- [TASK DIRECTIONS]:
Reproduce every entry exactly as shown.

- [EXTRACTED INFORMATION]:
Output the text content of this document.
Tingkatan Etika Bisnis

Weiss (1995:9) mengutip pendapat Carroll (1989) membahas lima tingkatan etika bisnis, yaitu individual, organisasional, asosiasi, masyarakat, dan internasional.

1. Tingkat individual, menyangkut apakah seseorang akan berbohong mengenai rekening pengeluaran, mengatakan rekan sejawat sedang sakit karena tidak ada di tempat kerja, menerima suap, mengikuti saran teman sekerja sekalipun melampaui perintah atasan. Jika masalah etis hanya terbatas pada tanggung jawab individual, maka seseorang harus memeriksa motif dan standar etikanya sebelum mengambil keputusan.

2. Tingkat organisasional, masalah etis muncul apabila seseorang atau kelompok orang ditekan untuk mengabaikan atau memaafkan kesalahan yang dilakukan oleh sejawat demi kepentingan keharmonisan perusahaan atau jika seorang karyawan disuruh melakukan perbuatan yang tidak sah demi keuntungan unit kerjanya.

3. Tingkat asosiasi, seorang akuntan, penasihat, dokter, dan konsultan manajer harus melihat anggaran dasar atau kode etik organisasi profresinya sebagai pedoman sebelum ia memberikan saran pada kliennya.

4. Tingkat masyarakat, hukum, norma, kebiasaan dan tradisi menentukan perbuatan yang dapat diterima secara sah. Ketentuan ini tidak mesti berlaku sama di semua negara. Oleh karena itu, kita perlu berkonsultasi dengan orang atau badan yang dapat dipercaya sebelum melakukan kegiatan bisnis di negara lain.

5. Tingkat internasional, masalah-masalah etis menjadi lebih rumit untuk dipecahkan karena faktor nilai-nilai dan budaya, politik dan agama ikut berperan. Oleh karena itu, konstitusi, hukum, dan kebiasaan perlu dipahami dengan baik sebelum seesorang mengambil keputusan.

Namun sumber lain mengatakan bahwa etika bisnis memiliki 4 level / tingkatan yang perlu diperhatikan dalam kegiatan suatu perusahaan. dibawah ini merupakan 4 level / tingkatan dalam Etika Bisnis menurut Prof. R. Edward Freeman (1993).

- [COMPLETED TASK]:
Output the text content of this document.
Tingkatan Etika Bisnis

Weiss (1995:9) mengutip pendapat Carroll (1989) membahas lima tingkatan etika bisnis, yaitu individual, organisasional, asosiasi, masyarakat, dan internasional.

1. Tingkat individual, menyangkut apakah seseorang akan berbohong mengenai rekening pengeluaran, mengatakan rekan sejawat sedang sakit karena tidak ada di tempat kerja, menerima suap, mengikuti saran teman sekerja sekalipun melampaui perintah atasan. Jika masalah etis hanya terbatas pada tanggung jawab individual, maka seseorang harus memeriksa motif dan standar etikanya sebelum mengambil keputusan.

2. Tingkat organisasional, masalah etis muncul apabila seseorang atau kelompok orang ditekan untuk mengabaikan atau memaafkan kesalahan yang dilakukan oleh sejawat demi kepentingan keharmonisan perusahaan atau jika seorang karyawan disuruh melakukan perbuatan yang tidak sah demi keuntungan unit kerjanya.

3. Tingkat asosiasi, seorang akuntan, penasihat, dokter, dan konsultan manajer harus melihat anggaran dasar atau kode etik organisasi profresinya sebagai pedoman sebelum ia memberikan saran pada kliennya.

4. Tingkat masyarakat, hukum, norma, kebiasaan dan tradisi menentukan perbuatan yang dapat diterima secara sah. Ketentuan ini tidak mesti berlaku sama di semua negara. Oleh karena itu, kita perlu berkonsultasi dengan orang atau badan yang dapat dipercaya sebelum melakukan kegiatan bisnis di negara lain.

5. Tingkat internasional, masalah-masalah etis menjadi lebih rumit untuk dipecahkan karena faktor nilai-nilai dan budaya, politik dan agama ikut berperan. Oleh karena itu, konstitusi, hukum, dan kebiasaan perlu dipahami dengan baik sebelum seesorang mengambil keputusan.

Namun sumber lain mengatakan bahwa etika bisnis memiliki 4 level / tingkatan yang perlu diperhatikan dalam kegiatan suatu perusahaan. dibawah ini merupakan 4 level / tingkatan dalam Etika Bisnis menurut Prof. R. Edward Freeman (1993).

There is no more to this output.